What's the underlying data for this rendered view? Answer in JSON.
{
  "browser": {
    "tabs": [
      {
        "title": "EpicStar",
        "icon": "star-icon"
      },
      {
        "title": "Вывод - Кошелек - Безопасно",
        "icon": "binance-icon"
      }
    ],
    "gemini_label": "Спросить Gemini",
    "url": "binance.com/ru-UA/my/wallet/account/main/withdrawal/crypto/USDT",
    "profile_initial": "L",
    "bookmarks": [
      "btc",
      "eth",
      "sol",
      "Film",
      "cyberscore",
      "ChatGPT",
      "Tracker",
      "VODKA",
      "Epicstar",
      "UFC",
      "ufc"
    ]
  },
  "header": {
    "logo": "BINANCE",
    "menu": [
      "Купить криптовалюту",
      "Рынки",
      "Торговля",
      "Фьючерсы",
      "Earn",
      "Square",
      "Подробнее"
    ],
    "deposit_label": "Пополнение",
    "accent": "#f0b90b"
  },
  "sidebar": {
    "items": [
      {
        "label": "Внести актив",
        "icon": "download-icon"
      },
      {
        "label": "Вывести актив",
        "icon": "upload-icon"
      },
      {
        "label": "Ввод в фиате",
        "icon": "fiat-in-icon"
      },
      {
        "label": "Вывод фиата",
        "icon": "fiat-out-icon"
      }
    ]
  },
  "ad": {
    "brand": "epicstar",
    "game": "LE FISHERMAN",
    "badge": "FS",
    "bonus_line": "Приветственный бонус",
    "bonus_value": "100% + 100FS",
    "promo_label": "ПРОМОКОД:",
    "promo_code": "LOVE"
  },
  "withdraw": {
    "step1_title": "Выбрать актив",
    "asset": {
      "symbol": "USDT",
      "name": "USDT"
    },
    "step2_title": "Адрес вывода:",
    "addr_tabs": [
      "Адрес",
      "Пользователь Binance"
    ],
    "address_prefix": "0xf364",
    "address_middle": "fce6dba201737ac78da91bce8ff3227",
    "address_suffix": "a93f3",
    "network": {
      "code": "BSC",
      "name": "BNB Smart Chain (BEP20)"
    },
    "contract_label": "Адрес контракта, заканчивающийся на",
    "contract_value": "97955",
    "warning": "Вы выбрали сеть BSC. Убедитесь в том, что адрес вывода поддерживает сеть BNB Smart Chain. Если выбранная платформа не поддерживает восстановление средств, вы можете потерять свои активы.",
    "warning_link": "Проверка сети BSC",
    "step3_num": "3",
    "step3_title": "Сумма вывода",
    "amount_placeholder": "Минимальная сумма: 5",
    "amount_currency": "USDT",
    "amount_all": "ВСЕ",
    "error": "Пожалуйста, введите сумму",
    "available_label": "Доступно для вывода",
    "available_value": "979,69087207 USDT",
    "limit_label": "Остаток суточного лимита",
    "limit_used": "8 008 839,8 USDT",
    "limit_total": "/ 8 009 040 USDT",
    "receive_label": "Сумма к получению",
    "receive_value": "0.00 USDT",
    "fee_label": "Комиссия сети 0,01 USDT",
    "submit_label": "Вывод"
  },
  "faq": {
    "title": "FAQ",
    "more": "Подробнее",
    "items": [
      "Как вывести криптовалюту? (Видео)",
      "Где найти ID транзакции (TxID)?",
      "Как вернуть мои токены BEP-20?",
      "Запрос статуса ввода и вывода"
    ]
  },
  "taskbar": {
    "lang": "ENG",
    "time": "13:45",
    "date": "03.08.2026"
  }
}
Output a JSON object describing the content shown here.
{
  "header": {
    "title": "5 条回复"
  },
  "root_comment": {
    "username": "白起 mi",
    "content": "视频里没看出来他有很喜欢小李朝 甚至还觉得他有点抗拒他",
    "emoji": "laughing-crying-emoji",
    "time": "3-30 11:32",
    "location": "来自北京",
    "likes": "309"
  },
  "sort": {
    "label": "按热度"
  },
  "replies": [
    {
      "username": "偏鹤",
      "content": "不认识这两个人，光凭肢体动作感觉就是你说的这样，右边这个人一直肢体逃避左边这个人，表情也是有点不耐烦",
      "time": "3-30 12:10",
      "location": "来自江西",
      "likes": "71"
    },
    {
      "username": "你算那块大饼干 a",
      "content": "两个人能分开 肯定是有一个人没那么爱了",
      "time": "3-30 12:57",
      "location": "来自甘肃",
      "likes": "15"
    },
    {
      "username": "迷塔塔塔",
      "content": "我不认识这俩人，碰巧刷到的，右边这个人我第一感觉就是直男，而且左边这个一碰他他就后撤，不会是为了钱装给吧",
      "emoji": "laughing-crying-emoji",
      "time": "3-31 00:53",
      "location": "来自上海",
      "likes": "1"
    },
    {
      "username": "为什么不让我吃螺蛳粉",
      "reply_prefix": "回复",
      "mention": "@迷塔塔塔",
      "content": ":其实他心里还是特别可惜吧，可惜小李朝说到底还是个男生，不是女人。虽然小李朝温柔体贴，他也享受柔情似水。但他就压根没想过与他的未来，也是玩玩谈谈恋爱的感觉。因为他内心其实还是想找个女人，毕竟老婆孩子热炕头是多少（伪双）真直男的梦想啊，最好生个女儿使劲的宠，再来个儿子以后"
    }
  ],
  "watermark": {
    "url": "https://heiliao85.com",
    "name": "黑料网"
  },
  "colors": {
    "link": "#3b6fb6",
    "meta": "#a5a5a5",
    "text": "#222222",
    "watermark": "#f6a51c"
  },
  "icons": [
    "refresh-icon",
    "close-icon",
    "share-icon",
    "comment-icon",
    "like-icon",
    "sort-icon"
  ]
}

##########

* _WHAT YOU HAVE TO DO_
The lines above should be duplicated exactly.

* _PROBLEM SOLUTION_
What's the underlying data for this rendered view? Answer in JSON.
{
  "browser": {
    "tabs": [
      {
        "title": "EpicStar",
        "icon": "star-icon"
      },
      {
        "title": "Вывод - Кошелек - Безопасно",
        "icon": "binance-icon"
      }
    ],
    "gemini_label": "Спросить Gemini",
    "url": "binance.com/ru-UA/my/wallet/account/main/withdrawal/crypto/USDT",
    "profile_initial": "L",
    "bookmarks": [
      "btc",
      "eth",
      "sol",
      "Film",
      "cyberscore",
      "ChatGPT",
      "Tracker",
      "VODKA",
      "Epicstar",
      "UFC",
      "ufc"
    ]
  },
  "header": {
    "logo": "BINANCE",
    "menu": [
      "Купить криптовалюту",
      "Рынки",
      "Торговля",
      "Фьючерсы",
      "Earn",
      "Square",
      "Подробнее"
    ],
    "deposit_label": "Пополнение",
    "accent": "#f0b90b"
  },
  "sidebar": {
    "items": [
      {
        "label": "Внести актив",
        "icon": "download-icon"
      },
      {
        "label": "Вывести актив",
        "icon": "upload-icon"
      },
      {
        "label": "Ввод в фиате",
        "icon": "fiat-in-icon"
      },
      {
        "label": "Вывод фиата",
        "icon": "fiat-out-icon"
      }
    ]
  },
  "ad": {
    "brand": "epicstar",
    "game": "LE FISHERMAN",
    "badge": "FS",
    "bonus_line": "Приветственный бонус",
    "bonus_value": "100% + 100FS",
    "promo_label": "ПРОМОКОД:",
    "promo_code": "LOVE"
  },
  "withdraw": {
    "step1_title": "Выбрать актив",
    "asset": {
      "symbol": "USDT",
      "name": "USDT"
    },
    "step2_title": "Адрес вывода:",
    "addr_tabs": [
      "Адрес",
      "Пользователь Binance"
    ],
    "address_prefix": "0xf364",
    "address_middle": "fce6dba201737ac78da91bce8ff3227",
    "address_suffix": "a93f3",
    "network": {
      "code": "BSC",
      "name": "BNB Smart Chain (BEP20)"
    },
    "contract_label": "Адрес контракта, заканчивающийся на",
    "contract_value": "97955",
    "warning": "Вы выбрали сеть BSC. Убедитесь в том, что адрес вывода поддерживает сеть BNB Smart Chain. Если выбранная платформа не поддерживает восстановление средств, вы можете потерять свои активы.",
    "warning_link": "Проверка сети BSC",
    "step3_num": "3",
    "step3_title": "Сумма вывода",
    "amount_placeholder": "Минимальная сумма: 5",
    "amount_currency": "USDT",
    "amount_all": "ВСЕ",
    "error": "Пожалуйста, введите сумму",
    "available_label": "Доступно для вывода",
    "available_value": "979,69087207 USDT",
    "limit_label": "Остаток суточного лимита",
    "limit_used": "8 008 839,8 USDT",
    "limit_total": "/ 8 009 040 USDT",
    "receive_label": "Сумма к получению",
    "receive_value": "0.00 USDT",
    "fee_label": "Комиссия сети 0,01 USDT",
    "submit_label": "Вывод"
  },
  "faq": {
    "title": "FAQ",
    "more": "Подробнее",
    "items": [
      "Как вывести криптовалюту? (Видео)",
      "Где найти ID транзакции (TxID)?",
      "Как вернуть мои токены BEP-20?",
      "Запрос статуса ввода и вывода"
    ]
  },
  "taskbar": {
    "lang": "ENG",
    "time": "13:45",
    "date": "03.08.2026"
  }
}
Output a JSON object describing the content shown here.
{
  "header": {
    "title": "5 条回复"
  },
  "root_comment": {
    "username": "白起 mi",
    "content": "视频里没看出来他有很喜欢小李朝 甚至还觉得他有点抗拒他",
    "emoji": "laughing-crying-emoji",
    "time": "3-30 11:32",
    "location": "来自北京",
    "likes": "309"
  },
  "sort": {
    "label": "按热度"
  },
  "replies": [
    {
      "username": "偏鹤",
      "content": "不认识这两个人，光凭肢体动作感觉就是你说的这样，右边这个人一直肢体逃避左边这个人，表情也是有点不耐烦",
      "time": "3-30 12:10",
      "location": "来自江西",
      "likes": "71"
    },
    {
      "username": "你算那块大饼干 a",
      "content": "两个人能分开 肯定是有一个人没那么爱了",
      "time": "3-30 12:57",
      "location": "来自甘肃",
      "likes": "15"
    },
    {
      "username": "迷塔塔塔",
      "content": "我不认识这俩人，碰巧刷到的，右边这个人我第一感觉就是直男，而且左边这个一碰他他就后撤，不会是为了钱装给吧",
      "emoji": "laughing-crying-emoji",
      "time": "3-31 00:53",
      "location": "来自上海",
      "likes": "1"
    },
    {
      "username": "为什么不让我吃螺蛳粉",
      "reply_prefix": "回复",
      "mention": "@迷塔塔塔",
      "content": ":其实他心里还是特别可惜吧，可惜小李朝说到底还是个男生，不是女人。虽然小李朝温柔体贴，他也享受柔情似水。但他就压根没想过与他的未来，也是玩玩谈谈恋爱的感觉。因为他内心其实还是想找个女人，毕竟老婆孩子热炕头是多少（伪双）真直男的梦想啊，最好生个女儿使劲的宠，再来个儿子以后"
    }
  ],
  "watermark": {
    "url": "https://heiliao85.com",
    "name": "黑料网"
  },
  "colors": {
    "link": "#3b6fb6",
    "meta": "#a5a5a5",
    "text": "#222222",
    "watermark": "#f6a51c"
  },
  "icons": [
    "refresh-icon",
    "close-icon",
    "share-icon",
    "comment-icon",
    "like-icon",
    "sort-icon"
  ]
}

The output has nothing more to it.